TASK DESCRIPTION
Copy out the lines that have "JSON" in them.

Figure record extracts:
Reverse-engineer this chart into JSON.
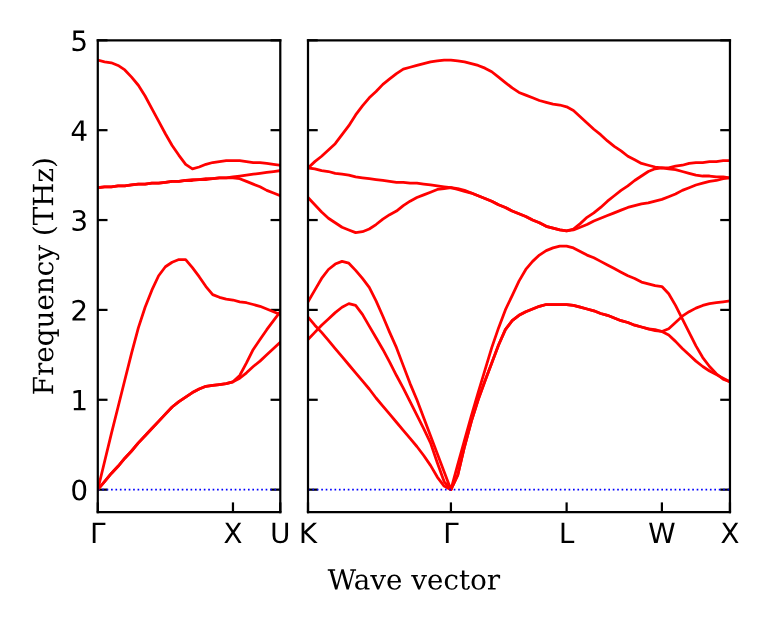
{
  "chart_data": [
    {
      "type": "line",
      "ylabel": "Frequency (THz)",
      "ylim": [
        -0.25,
        5
      ],
      "categories": [
        "Γ",
        null,
        null,
        null,
        null,
        null,
        null,
        null,
        null,
        null,
        null,
        null,
        null,
        null,
        null,
        null,
        null,
        null,
        null,
        null,
        "X",
        null,
        null,
        null,
        null,
        null,
        null,
        "U"
      ],
      "yticks": [
        0,
        1,
        2,
        3,
        4,
        5
      ],
      "grid": false,
      "legend": false,
      "marker": "none",
      "line_style": "solid",
      "ref_lines": [
        {
          "axis": "y",
          "value": 0,
          "color": "#0000ff",
          "line_style": "dotted"
        }
      ],
      "series": [
        {
          "color": "#ff0000",
          "values": [
            0.0,
            0.09,
            0.18,
            0.26,
            0.35,
            0.43,
            0.52,
            0.6,
            0.68,
            0.76,
            0.84,
            0.92,
            0.98,
            1.03,
            1.08,
            1.12,
            1.15,
            1.16,
            1.17,
            1.18,
            1.2,
            1.24,
            1.3,
            1.37,
            1.43,
            1.5,
            1.57,
            1.64
          ]
        },
        {
          "color": "#ff0000",
          "values": [
            0.0,
            0.09,
            0.18,
            0.26,
            0.35,
            0.43,
            0.52,
            0.6,
            0.68,
            0.76,
            0.84,
            0.92,
            0.98,
            1.03,
            1.08,
            1.12,
            1.15,
            1.16,
            1.17,
            1.18,
            1.2,
            1.27,
            1.41,
            1.56,
            1.67,
            1.78,
            1.88,
            1.98
          ]
        },
        {
          "color": "#ff0000",
          "values": [
            0.0,
            0.31,
            0.62,
            0.92,
            1.22,
            1.52,
            1.8,
            2.03,
            2.22,
            2.38,
            2.48,
            2.53,
            2.56,
            2.56,
            2.47,
            2.37,
            2.26,
            2.17,
            2.14,
            2.12,
            2.11,
            2.09,
            2.08,
            2.06,
            2.04,
            2.01,
            1.98,
            1.95
          ]
        },
        {
          "color": "#ff0000",
          "values": [
            3.36,
            3.37,
            3.37,
            3.38,
            3.38,
            3.39,
            3.4,
            3.4,
            3.41,
            3.41,
            3.42,
            3.43,
            3.43,
            3.44,
            3.45,
            3.45,
            3.46,
            3.46,
            3.47,
            3.47,
            3.47,
            3.46,
            3.43,
            3.4,
            3.37,
            3.33,
            3.3,
            3.27
          ]
        },
        {
          "color": "#ff0000",
          "values": [
            3.36,
            3.37,
            3.37,
            3.38,
            3.38,
            3.39,
            3.4,
            3.4,
            3.41,
            3.41,
            3.42,
            3.43,
            3.43,
            3.44,
            3.44,
            3.45,
            3.45,
            3.46,
            3.47,
            3.47,
            3.48,
            3.49,
            3.5,
            3.51,
            3.52,
            3.53,
            3.54,
            3.55
          ]
        },
        {
          "color": "#ff0000",
          "values": [
            4.78,
            4.76,
            4.75,
            4.72,
            4.67,
            4.59,
            4.5,
            4.38,
            4.24,
            4.1,
            3.96,
            3.83,
            3.72,
            3.62,
            3.57,
            3.59,
            3.62,
            3.64,
            3.65,
            3.66,
            3.66,
            3.66,
            3.65,
            3.64,
            3.64,
            3.63,
            3.62,
            3.61
          ]
        }
      ]
    },
    {
      "type": "line",
      "xlabel": "Wave vector",
      "ylim": [
        -0.25,
        5
      ],
      "categories": [
        "K",
        null,
        null,
        null,
        null,
        null,
        null,
        null,
        null,
        null,
        null,
        null,
        null,
        null,
        null,
        null,
        null,
        null,
        null,
        null,
        null,
        "Γ",
        null,
        null,
        null,
        null,
        null,
        null,
        null,
        null,
        null,
        null,
        null,
        null,
        null,
        null,
        null,
        null,
        "L",
        null,
        null,
        null,
        null,
        null,
        null,
        null,
        null,
        null,
        null,
        null,
        null,
        null,
        "W",
        null,
        null,
        null,
        null,
        null,
        null,
        null,
        null,
        null,
        "X"
      ],
      "yticks": [
        0,
        1,
        2,
        3,
        4,
        5
      ],
      "tick_labels": "x",
      "grid": false,
      "legend": false,
      "marker": "none",
      "line_style": "solid",
      "ref_lines": [
        {
          "axis": "y",
          "value": 0,
          "color": "#0000ff",
          "line_style": "dotted"
        }
      ],
      "series": [
        {
          "color": "#ff0000",
          "values": [
            2.09,
            2.22,
            2.35,
            2.45,
            2.51,
            2.54,
            2.52,
            2.44,
            2.35,
            2.25,
            2.1,
            1.93,
            1.75,
            1.58,
            1.38,
            1.18,
            1.0,
            0.8,
            0.6,
            0.4,
            0.2,
            0.0,
            0.28,
            0.55,
            0.82,
            1.08,
            1.33,
            1.58,
            1.8,
            2.0,
            2.16,
            2.32,
            2.45,
            2.54,
            2.61,
            2.66,
            2.69,
            2.71,
            2.71,
            2.69,
            2.65,
            2.61,
            2.58,
            2.54,
            2.5,
            2.46,
            2.42,
            2.38,
            2.35,
            2.31,
            2.29,
            2.27,
            2.26,
            2.18,
            2.05,
            1.9,
            1.75,
            1.6,
            1.47,
            1.37,
            1.29,
            1.23,
            1.2
          ]
        },
        {
          "color": "#ff0000",
          "values": [
            1.67,
            1.75,
            1.83,
            1.9,
            1.97,
            2.03,
            2.07,
            2.05,
            1.95,
            1.82,
            1.69,
            1.56,
            1.42,
            1.27,
            1.13,
            0.98,
            0.83,
            0.68,
            0.52,
            0.3,
            0.09,
            0.0,
            0.16,
            0.48,
            0.76,
            1.0,
            1.21,
            1.41,
            1.61,
            1.78,
            1.88,
            1.94,
            1.98,
            2.01,
            2.04,
            2.06,
            2.06,
            2.06,
            2.06,
            2.05,
            2.03,
            2.01,
            1.99,
            1.96,
            1.94,
            1.91,
            1.88,
            1.86,
            1.83,
            1.81,
            1.79,
            1.77,
            1.76,
            1.79,
            1.86,
            1.93,
            1.98,
            2.02,
            2.05,
            2.07,
            2.08,
            2.09,
            2.1
          ]
        },
        {
          "color": "#ff0000",
          "values": [
            1.92,
            1.83,
            1.75,
            1.66,
            1.57,
            1.48,
            1.39,
            1.3,
            1.21,
            1.12,
            1.02,
            0.93,
            0.84,
            0.75,
            0.66,
            0.57,
            0.48,
            0.38,
            0.27,
            0.14,
            0.04,
            0.0,
            0.16,
            0.48,
            0.76,
            1.0,
            1.21,
            1.41,
            1.61,
            1.78,
            1.88,
            1.94,
            1.98,
            2.01,
            2.04,
            2.06,
            2.06,
            2.06,
            2.06,
            2.05,
            2.03,
            2.01,
            1.99,
            1.96,
            1.94,
            1.91,
            1.88,
            1.86,
            1.83,
            1.81,
            1.79,
            1.78,
            1.76,
            1.72,
            1.65,
            1.57,
            1.5,
            1.43,
            1.37,
            1.32,
            1.28,
            1.24,
            1.2
          ]
        },
        {
          "color": "#ff0000",
          "values": [
            3.58,
            3.65,
            3.71,
            3.78,
            3.85,
            3.95,
            4.05,
            4.17,
            4.27,
            4.36,
            4.43,
            4.51,
            4.57,
            4.63,
            4.68,
            4.7,
            4.72,
            4.74,
            4.76,
            4.77,
            4.78,
            4.78,
            4.77,
            4.76,
            4.74,
            4.72,
            4.69,
            4.65,
            4.59,
            4.53,
            4.47,
            4.42,
            4.39,
            4.36,
            4.33,
            4.31,
            4.29,
            4.28,
            4.26,
            4.22,
            4.15,
            4.08,
            4.01,
            3.95,
            3.88,
            3.82,
            3.77,
            3.71,
            3.67,
            3.63,
            3.61,
            3.59,
            3.58,
            3.58,
            3.6,
            3.61,
            3.63,
            3.64,
            3.64,
            3.65,
            3.65,
            3.66,
            3.66
          ]
        },
        {
          "color": "#ff0000",
          "values": [
            3.58,
            3.57,
            3.55,
            3.54,
            3.52,
            3.51,
            3.5,
            3.48,
            3.47,
            3.46,
            3.45,
            3.44,
            3.43,
            3.42,
            3.42,
            3.41,
            3.41,
            3.4,
            3.39,
            3.38,
            3.37,
            3.36,
            3.34,
            3.32,
            3.3,
            3.27,
            3.24,
            3.21,
            3.17,
            3.14,
            3.1,
            3.07,
            3.04,
            3.0,
            2.97,
            2.93,
            2.91,
            2.89,
            2.88,
            2.9,
            2.96,
            3.03,
            3.08,
            3.14,
            3.21,
            3.27,
            3.33,
            3.38,
            3.44,
            3.49,
            3.54,
            3.57,
            3.58,
            3.57,
            3.56,
            3.54,
            3.52,
            3.5,
            3.49,
            3.49,
            3.48,
            3.48,
            3.47
          ]
        },
        {
          "color": "#ff0000",
          "values": [
            3.25,
            3.17,
            3.09,
            3.02,
            2.97,
            2.92,
            2.89,
            2.86,
            2.87,
            2.9,
            2.95,
            3.01,
            3.06,
            3.1,
            3.16,
            3.21,
            3.25,
            3.28,
            3.31,
            3.34,
            3.35,
            3.36,
            3.35,
            3.33,
            3.3,
            3.27,
            3.24,
            3.21,
            3.17,
            3.14,
            3.1,
            3.07,
            3.04,
            3.0,
            2.97,
            2.93,
            2.91,
            2.89,
            2.88,
            2.89,
            2.92,
            2.95,
            2.99,
            3.02,
            3.05,
            3.08,
            3.11,
            3.14,
            3.16,
            3.18,
            3.19,
            3.21,
            3.23,
            3.26,
            3.29,
            3.33,
            3.36,
            3.39,
            3.41,
            3.43,
            3.44,
            3.46,
            3.47
          ]
        }
      ]
    }
  ]
}
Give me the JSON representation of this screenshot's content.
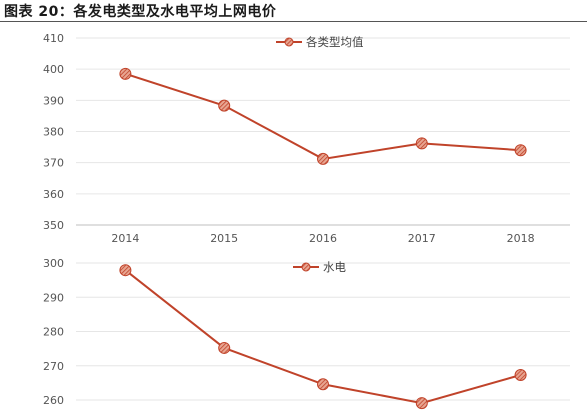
{
  "figure": {
    "title": "图表 20：各发电类型及水电平均上网电价"
  },
  "chart_data": [
    {
      "type": "line",
      "x": [
        2014,
        2015,
        2016,
        2017,
        2018
      ],
      "x_tick_labels": [
        "2014",
        "2015",
        "2016",
        "2017",
        "2018"
      ],
      "series": [
        {
          "name": "各类型均值",
          "values": [
            398.5,
            388.3,
            371.2,
            376.2,
            374.0
          ],
          "color": "#c0432a"
        }
      ],
      "ylim": [
        350,
        410
      ],
      "y_ticks": [
        350,
        360,
        370,
        380,
        390,
        400,
        410
      ],
      "grid": true,
      "legend": "top-center",
      "marker": "hatched-circle"
    },
    {
      "type": "line",
      "x": [
        2014,
        2015,
        2016,
        2017,
        2018
      ],
      "series": [
        {
          "name": "水电",
          "values": [
            297.9,
            275.2,
            264.6,
            259.1,
            267.3
          ],
          "color": "#c0432a"
        }
      ],
      "ylim": [
        260,
        300
      ],
      "y_ticks": [
        260,
        270,
        280,
        290,
        300
      ],
      "grid": true,
      "legend": "top-center",
      "marker": "hatched-circle"
    }
  ]
}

THE RESPONSE
Reverse-engineer this chart into JSON.
Give me the JSON representation of this screenshot's content.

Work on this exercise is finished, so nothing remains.